- **Short exercise**: Rewrite the items from the line with "Patent image size: (829, 306)." up to and including the line with "The aperture 36 is at (550, 100)." as a numbered list, leaving out blank lines.

Collected data:
-*-*-
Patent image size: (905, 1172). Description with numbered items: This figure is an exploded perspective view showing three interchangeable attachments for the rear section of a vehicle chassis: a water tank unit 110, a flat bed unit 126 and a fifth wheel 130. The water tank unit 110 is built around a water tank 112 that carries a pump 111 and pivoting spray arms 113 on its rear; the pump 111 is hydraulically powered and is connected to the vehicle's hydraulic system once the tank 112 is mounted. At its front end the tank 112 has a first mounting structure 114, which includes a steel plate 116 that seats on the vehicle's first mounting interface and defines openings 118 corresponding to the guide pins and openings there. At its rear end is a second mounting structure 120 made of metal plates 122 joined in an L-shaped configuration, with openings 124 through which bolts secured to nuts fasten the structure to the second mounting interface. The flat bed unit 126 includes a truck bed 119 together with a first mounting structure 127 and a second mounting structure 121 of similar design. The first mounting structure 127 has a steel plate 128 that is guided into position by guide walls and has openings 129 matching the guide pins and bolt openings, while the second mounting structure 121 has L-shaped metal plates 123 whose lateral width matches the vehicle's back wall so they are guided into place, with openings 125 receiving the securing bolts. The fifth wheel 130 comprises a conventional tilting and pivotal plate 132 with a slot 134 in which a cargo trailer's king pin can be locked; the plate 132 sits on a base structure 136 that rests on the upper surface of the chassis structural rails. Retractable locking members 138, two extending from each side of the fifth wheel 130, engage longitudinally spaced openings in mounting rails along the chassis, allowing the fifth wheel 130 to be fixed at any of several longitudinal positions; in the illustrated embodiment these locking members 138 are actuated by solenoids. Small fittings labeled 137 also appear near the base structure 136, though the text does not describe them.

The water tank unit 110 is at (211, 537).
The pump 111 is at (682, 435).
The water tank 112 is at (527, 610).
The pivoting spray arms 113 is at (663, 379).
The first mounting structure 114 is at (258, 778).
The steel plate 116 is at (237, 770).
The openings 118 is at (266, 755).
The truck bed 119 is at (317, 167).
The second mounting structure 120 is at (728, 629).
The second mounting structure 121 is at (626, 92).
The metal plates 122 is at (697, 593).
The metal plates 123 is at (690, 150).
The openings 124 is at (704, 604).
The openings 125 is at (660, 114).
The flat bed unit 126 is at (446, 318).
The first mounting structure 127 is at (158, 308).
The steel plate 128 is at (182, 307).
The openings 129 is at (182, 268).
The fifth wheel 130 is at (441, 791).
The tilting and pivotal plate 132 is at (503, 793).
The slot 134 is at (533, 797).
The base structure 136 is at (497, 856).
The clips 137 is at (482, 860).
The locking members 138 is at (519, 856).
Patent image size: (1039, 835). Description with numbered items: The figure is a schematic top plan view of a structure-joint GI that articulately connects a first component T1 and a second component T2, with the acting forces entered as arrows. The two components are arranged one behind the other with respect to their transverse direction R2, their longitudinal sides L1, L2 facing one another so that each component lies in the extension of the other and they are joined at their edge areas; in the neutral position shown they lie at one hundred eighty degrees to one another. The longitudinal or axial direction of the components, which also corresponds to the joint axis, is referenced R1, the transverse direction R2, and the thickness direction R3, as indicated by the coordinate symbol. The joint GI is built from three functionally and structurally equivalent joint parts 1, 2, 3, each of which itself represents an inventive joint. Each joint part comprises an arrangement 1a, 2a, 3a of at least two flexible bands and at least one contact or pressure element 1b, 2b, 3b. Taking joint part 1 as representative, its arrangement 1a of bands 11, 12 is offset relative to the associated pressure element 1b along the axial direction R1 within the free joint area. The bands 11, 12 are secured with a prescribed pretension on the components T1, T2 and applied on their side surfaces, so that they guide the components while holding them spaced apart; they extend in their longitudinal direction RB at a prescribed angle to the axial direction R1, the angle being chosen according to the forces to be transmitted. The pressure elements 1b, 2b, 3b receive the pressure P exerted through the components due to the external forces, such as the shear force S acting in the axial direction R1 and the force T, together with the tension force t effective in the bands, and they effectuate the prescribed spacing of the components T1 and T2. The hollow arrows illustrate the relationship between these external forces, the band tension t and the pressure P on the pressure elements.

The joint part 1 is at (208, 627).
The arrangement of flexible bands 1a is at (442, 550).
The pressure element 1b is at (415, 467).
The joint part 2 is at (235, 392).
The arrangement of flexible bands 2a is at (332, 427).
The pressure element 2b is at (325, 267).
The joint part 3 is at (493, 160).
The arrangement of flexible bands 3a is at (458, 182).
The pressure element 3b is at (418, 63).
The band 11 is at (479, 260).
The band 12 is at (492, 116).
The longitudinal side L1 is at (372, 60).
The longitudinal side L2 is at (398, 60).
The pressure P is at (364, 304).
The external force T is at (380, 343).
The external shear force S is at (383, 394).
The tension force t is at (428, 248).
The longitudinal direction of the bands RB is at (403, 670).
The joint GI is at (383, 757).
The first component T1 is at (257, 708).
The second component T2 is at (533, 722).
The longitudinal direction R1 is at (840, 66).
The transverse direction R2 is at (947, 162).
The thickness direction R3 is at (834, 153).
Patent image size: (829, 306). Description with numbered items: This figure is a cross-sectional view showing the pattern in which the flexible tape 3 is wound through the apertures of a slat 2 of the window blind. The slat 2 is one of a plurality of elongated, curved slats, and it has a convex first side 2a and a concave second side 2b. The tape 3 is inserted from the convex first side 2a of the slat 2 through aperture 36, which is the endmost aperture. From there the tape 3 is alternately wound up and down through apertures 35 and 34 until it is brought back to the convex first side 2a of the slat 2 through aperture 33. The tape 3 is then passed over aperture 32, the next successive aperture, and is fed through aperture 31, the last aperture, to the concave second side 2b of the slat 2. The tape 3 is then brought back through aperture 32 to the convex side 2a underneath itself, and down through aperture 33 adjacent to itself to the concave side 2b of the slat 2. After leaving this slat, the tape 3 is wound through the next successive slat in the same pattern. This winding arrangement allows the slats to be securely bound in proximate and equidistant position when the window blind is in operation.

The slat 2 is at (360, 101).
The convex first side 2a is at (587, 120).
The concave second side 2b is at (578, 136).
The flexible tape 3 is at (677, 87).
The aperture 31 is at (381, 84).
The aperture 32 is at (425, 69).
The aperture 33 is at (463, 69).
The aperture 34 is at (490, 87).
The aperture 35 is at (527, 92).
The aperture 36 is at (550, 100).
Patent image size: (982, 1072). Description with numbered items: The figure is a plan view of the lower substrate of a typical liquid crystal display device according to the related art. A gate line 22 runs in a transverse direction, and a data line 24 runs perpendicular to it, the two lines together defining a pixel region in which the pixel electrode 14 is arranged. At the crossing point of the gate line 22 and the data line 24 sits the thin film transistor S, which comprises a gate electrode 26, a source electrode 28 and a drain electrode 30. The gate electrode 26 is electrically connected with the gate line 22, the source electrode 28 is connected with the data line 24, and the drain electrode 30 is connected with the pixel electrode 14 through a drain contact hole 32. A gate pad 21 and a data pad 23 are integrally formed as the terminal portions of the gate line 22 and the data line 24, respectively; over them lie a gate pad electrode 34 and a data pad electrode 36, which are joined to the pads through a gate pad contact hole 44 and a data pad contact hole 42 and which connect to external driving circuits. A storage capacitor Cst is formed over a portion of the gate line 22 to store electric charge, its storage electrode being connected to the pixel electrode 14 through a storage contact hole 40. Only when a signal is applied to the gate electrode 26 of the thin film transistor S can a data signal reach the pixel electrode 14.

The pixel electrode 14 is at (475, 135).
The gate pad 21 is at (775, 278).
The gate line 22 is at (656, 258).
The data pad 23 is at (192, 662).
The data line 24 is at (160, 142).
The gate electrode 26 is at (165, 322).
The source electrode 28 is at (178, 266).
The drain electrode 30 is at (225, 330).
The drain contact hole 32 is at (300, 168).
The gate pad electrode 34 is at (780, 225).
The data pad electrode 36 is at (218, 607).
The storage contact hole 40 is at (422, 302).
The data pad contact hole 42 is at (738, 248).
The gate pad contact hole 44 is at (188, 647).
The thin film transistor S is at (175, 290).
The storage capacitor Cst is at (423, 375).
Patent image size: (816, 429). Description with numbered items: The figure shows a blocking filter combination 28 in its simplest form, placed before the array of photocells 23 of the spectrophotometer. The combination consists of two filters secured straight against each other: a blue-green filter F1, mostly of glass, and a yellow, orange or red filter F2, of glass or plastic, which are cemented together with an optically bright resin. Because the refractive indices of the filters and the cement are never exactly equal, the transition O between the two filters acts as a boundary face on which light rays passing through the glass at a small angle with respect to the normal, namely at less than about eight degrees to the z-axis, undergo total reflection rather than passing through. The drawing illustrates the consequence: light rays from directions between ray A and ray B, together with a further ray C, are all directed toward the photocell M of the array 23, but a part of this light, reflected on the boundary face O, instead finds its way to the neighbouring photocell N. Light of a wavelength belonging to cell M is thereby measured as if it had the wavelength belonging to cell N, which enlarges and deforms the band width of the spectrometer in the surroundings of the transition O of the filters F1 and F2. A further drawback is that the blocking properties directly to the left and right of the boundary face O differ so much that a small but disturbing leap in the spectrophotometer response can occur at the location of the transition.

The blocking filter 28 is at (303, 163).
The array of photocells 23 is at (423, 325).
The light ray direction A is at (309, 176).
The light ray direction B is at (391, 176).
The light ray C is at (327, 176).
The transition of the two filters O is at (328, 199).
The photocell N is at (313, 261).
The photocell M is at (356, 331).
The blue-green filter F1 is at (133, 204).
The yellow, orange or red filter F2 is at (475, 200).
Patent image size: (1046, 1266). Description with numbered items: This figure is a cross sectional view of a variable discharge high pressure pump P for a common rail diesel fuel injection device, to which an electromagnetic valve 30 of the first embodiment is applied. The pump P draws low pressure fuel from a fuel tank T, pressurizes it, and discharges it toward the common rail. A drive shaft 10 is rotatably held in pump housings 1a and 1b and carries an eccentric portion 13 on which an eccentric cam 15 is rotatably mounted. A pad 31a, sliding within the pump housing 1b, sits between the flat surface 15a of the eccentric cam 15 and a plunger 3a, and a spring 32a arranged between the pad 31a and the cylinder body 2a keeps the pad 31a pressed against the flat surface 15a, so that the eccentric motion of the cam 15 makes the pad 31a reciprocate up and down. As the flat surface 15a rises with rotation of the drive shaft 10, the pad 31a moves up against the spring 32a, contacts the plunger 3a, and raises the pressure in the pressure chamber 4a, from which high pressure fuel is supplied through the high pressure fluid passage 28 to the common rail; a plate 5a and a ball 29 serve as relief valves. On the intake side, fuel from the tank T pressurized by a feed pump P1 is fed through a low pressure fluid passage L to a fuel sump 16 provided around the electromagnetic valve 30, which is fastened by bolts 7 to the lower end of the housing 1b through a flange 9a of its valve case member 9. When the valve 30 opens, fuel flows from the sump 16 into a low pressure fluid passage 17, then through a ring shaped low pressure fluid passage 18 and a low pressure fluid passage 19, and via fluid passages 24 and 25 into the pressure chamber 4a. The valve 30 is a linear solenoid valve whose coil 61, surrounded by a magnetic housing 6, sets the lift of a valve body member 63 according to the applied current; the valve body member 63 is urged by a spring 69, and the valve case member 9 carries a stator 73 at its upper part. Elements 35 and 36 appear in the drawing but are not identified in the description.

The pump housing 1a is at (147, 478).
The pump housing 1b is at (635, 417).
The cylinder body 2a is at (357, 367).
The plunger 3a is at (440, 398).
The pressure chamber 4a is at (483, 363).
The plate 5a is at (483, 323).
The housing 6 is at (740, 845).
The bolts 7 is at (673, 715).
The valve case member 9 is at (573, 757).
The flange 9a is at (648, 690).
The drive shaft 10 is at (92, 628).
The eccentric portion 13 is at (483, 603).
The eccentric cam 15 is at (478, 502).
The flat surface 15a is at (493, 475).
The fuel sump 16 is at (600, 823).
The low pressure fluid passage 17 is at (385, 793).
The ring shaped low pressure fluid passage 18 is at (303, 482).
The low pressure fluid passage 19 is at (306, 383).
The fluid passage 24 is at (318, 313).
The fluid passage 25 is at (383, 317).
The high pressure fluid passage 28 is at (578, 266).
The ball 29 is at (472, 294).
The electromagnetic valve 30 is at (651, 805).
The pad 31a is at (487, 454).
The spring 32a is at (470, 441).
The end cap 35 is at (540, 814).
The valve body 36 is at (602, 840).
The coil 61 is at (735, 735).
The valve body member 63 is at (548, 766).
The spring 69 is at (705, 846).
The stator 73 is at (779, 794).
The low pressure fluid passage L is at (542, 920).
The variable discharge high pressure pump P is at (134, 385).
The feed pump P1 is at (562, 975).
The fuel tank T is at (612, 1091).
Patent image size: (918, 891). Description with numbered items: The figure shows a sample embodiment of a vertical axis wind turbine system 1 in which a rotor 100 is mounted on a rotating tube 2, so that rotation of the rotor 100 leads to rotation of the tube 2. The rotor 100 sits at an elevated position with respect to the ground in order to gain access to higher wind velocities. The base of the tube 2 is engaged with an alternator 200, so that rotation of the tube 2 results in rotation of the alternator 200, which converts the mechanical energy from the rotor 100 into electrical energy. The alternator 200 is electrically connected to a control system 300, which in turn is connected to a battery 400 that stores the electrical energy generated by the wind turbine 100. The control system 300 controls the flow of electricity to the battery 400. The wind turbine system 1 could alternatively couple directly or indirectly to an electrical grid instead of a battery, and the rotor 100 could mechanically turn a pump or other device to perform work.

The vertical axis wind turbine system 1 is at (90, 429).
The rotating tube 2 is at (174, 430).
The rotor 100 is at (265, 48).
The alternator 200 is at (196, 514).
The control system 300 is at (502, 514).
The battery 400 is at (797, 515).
-*-*-
- **Written answer**:
1. Patent image size: (829, 306). Description with numbered items: This figure is a cross-sectional view showing the pattern in which the flexible tape 3 is wound through the apertures of a slat 2 of the window blind. The slat 2 is one of a plurality of elongated, curved slats, and it has a convex first side 2a and a concave second side 2b. The tape 3 is inserted from the convex first side 2a of the slat 2 through aperture 36, which is the endmost aperture. From there the tape 3 is alternately wound up and down through apertures 35 and 34 until it is brought back to the convex first side 2a of the slat 2 through aperture 33. The tape 3 is then passed over aperture 32, the next successive aperture, and is fed through aperture 31, the last aperture, to the concave second side 2b of the slat 2. The tape 3 is then brought back through aperture 32 to the convex side 2a underneath itself, and down through aperture 33 adjacent to itself to the concave side 2b of the slat 2. After leaving this slat, the tape 3 is wound through the next successive slat in the same pattern. This winding arrangement allows the slats to be securely bound in proximate and equidistant position when the window blind is in operation.
2. The slat 2 is at (360, 101).
3. The convex first side 2a is at (587, 120).
4. The concave second side 2b is at (578, 136).
5. The flexible tape 3 is at (677, 87).
6. The aperture 31 is at (381, 84).
7. The aperture 32 is at (425, 69).
8. The aperture 33 is at (463, 69).
9. The aperture 34 is at (490, 87).
10. The aperture 35 is at (527, 92).
11. The aperture 36 is at (550, 100).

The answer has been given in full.